Provided records -
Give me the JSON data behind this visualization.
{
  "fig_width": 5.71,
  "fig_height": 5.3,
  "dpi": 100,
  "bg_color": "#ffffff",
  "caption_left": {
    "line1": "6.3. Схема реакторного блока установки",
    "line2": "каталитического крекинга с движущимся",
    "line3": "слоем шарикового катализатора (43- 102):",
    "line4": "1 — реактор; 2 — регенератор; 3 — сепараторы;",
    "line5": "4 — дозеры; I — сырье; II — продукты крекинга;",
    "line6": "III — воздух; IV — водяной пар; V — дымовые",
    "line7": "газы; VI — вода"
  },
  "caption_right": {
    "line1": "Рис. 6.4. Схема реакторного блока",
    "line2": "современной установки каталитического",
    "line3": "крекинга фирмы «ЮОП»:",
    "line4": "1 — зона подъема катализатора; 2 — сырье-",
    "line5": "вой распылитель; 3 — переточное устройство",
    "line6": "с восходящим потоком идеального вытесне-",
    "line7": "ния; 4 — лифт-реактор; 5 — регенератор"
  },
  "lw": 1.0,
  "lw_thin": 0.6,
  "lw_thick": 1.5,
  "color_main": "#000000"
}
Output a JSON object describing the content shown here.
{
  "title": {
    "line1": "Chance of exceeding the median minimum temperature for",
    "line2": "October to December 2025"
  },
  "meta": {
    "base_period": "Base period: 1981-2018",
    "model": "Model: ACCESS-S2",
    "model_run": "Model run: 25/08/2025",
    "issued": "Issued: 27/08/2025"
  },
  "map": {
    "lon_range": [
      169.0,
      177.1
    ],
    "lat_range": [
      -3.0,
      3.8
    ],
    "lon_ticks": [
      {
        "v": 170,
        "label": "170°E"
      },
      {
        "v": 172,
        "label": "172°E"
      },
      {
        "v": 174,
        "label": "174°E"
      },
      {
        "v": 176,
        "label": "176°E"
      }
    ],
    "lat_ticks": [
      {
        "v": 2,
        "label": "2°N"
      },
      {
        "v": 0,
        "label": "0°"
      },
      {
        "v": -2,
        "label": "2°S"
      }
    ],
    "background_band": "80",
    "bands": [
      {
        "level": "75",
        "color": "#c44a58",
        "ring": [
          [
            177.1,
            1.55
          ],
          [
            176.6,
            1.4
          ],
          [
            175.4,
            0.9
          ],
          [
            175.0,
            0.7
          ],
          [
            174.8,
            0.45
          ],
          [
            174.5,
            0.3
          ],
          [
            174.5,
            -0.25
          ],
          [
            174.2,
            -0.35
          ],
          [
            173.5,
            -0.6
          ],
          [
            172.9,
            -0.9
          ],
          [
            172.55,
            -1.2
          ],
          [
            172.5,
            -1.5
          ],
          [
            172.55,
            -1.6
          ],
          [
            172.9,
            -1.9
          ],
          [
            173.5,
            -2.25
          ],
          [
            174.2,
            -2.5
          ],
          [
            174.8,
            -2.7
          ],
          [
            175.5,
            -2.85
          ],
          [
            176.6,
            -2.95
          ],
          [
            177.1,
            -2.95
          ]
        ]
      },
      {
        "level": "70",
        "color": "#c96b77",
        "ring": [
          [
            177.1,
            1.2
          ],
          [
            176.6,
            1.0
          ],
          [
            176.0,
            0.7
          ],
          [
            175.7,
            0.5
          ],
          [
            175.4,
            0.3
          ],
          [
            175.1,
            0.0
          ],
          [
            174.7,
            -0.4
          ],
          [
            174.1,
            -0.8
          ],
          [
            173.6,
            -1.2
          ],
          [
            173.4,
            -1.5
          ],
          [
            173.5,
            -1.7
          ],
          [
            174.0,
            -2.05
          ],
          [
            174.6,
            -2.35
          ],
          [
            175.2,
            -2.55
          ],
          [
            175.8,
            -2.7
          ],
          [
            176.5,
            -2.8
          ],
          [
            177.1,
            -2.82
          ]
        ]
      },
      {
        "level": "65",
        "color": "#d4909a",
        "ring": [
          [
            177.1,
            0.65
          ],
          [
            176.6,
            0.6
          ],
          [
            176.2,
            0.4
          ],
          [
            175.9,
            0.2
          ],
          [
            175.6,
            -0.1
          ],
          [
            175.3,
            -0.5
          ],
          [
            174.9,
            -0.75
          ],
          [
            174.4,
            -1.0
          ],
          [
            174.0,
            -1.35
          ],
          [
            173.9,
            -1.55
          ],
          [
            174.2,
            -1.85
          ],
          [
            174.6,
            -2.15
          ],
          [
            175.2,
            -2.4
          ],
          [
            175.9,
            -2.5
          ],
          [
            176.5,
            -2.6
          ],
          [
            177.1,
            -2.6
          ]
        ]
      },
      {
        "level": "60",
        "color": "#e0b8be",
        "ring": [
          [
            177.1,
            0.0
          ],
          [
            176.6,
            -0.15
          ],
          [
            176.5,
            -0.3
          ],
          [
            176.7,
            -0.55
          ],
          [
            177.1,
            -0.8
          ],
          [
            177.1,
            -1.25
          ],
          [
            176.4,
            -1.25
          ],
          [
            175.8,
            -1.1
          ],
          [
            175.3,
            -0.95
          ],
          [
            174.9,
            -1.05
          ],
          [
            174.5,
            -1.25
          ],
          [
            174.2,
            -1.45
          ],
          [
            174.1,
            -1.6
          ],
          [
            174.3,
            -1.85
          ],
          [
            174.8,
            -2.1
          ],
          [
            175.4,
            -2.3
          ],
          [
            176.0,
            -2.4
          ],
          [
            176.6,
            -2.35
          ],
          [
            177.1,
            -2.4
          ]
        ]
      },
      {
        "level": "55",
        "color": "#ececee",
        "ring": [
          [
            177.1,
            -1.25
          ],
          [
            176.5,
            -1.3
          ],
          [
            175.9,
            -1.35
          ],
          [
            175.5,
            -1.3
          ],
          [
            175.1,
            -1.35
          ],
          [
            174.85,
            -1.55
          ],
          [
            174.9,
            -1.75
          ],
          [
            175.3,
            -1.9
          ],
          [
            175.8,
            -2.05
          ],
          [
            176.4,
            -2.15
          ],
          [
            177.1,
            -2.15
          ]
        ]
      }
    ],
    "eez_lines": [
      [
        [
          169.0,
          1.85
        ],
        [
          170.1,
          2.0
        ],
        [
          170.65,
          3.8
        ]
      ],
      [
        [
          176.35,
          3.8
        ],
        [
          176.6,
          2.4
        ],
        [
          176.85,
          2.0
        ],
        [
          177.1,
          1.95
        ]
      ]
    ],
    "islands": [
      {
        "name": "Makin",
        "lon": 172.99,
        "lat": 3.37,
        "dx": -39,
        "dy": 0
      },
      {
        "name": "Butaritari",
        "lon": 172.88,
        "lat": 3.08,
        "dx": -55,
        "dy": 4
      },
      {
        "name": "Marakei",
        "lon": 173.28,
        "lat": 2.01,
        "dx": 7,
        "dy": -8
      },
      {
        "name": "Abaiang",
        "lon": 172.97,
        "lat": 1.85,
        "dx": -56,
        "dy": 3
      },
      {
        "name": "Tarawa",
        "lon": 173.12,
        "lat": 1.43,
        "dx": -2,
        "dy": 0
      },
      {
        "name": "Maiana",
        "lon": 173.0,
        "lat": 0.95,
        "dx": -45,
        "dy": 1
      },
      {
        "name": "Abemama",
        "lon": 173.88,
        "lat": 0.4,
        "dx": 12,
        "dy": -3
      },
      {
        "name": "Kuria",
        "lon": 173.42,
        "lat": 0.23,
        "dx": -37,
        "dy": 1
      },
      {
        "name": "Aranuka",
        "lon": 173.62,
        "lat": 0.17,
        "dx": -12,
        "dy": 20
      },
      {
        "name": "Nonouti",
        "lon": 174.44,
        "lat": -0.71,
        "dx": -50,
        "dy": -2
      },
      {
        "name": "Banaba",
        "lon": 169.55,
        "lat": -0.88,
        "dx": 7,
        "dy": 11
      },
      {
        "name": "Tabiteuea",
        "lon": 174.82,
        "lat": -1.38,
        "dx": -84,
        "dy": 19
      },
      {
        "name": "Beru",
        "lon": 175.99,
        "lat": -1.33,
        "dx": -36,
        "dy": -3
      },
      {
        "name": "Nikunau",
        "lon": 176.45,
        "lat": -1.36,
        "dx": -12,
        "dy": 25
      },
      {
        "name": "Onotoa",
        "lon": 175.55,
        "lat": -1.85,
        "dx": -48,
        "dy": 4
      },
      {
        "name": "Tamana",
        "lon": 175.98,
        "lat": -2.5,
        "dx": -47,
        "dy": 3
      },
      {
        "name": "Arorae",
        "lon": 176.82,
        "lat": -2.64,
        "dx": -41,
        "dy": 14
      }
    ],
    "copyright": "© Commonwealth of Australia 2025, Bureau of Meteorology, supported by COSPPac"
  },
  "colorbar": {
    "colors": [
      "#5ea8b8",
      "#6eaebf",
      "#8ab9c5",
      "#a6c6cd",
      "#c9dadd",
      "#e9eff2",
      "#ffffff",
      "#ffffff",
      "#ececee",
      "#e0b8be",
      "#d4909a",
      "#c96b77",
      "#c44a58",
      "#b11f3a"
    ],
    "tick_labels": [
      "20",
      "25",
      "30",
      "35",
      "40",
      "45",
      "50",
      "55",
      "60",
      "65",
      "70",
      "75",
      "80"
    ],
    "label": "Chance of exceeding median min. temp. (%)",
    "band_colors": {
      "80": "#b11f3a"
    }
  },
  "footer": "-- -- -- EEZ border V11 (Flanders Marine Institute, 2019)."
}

Set task - Only the number is wanted: how many lines of the material above include the word "крекинга"?

Response - 3